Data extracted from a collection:
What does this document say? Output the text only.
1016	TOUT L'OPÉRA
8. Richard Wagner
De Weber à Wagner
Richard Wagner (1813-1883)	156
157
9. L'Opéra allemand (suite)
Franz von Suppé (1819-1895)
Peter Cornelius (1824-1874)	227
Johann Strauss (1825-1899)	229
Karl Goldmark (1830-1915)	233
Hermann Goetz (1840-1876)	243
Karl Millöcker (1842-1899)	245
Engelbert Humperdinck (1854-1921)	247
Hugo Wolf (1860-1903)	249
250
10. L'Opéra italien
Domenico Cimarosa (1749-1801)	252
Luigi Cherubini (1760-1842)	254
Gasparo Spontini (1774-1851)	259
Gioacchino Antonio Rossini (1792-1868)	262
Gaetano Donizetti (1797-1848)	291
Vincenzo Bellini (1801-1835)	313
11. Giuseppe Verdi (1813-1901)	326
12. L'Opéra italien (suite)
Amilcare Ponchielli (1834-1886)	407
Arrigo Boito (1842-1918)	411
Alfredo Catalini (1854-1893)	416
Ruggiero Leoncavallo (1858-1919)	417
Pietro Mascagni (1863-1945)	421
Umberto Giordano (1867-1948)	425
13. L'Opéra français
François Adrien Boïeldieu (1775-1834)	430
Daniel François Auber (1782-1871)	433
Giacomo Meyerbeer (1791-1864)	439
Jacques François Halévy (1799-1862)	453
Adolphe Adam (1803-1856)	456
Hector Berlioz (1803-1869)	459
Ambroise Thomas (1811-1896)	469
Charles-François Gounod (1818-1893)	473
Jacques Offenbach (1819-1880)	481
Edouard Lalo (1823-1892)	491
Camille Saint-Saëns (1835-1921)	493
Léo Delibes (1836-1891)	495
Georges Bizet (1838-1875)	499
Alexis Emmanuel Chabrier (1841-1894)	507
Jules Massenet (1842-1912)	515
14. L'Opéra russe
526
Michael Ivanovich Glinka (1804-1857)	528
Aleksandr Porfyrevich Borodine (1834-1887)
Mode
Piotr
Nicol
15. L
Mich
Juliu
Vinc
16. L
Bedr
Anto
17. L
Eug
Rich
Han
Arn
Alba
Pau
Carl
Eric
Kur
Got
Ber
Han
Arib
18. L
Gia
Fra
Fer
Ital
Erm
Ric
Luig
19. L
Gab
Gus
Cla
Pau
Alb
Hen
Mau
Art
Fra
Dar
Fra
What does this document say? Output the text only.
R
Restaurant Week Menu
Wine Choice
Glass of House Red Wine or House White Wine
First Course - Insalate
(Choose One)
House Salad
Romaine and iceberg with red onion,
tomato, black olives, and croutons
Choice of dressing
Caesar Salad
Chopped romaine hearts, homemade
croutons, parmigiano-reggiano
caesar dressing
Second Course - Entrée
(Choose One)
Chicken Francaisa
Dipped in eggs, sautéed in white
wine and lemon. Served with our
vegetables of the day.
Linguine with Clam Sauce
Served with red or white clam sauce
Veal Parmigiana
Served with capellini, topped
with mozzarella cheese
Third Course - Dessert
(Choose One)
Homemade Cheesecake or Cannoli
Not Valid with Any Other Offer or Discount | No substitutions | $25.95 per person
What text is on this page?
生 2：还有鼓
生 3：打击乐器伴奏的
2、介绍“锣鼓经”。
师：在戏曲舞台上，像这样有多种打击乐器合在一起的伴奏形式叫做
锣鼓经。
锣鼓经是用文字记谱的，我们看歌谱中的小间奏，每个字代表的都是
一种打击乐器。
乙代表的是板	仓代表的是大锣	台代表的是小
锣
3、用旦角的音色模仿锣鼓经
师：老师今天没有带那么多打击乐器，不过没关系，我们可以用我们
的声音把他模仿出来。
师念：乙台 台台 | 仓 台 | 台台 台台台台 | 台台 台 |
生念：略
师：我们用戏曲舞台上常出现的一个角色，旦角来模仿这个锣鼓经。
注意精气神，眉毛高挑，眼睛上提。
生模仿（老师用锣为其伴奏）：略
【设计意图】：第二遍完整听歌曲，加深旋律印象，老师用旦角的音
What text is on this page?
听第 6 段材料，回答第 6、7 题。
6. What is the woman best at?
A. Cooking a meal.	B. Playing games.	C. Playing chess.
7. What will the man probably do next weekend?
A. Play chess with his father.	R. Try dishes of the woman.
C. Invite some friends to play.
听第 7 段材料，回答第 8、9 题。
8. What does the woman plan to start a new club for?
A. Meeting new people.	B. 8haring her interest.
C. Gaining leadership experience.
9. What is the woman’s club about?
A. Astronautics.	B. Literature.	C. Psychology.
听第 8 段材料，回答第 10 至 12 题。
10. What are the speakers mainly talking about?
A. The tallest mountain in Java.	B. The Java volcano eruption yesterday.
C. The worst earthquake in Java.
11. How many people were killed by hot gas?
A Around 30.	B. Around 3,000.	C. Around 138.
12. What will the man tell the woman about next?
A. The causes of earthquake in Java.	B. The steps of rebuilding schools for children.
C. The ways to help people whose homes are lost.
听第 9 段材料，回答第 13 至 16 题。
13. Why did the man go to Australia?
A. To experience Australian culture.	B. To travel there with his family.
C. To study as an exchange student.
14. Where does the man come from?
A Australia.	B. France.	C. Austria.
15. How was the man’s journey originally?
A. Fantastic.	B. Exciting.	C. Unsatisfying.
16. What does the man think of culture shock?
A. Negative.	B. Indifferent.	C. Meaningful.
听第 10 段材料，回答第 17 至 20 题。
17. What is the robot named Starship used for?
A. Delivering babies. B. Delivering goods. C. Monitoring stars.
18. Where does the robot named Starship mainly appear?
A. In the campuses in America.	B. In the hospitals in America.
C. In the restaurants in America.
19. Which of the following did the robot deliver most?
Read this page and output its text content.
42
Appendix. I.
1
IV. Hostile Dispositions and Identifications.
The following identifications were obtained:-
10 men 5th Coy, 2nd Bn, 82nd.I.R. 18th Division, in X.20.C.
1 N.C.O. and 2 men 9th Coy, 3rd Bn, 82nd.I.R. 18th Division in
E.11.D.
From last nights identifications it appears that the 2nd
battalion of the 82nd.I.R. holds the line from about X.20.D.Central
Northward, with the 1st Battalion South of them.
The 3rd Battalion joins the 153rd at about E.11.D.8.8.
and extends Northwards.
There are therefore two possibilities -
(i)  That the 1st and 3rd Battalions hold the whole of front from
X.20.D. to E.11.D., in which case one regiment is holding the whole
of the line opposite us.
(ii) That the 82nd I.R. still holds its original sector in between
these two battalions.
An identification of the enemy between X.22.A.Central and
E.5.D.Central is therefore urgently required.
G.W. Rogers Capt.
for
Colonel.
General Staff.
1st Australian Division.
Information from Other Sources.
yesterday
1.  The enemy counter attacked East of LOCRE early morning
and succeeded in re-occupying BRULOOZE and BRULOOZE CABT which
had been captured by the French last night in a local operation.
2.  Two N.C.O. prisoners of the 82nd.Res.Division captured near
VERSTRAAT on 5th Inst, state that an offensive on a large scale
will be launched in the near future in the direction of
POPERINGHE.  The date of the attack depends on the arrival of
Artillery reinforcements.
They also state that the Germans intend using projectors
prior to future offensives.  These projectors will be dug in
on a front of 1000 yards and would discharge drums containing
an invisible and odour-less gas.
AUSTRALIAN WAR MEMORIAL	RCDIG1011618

Set task ▸ Using the records above, gather all lines where the string "named" is present.

Result of the task ▸
17. What is the robot named Starship used for?
18. Where does the robot named Starship mainly appear?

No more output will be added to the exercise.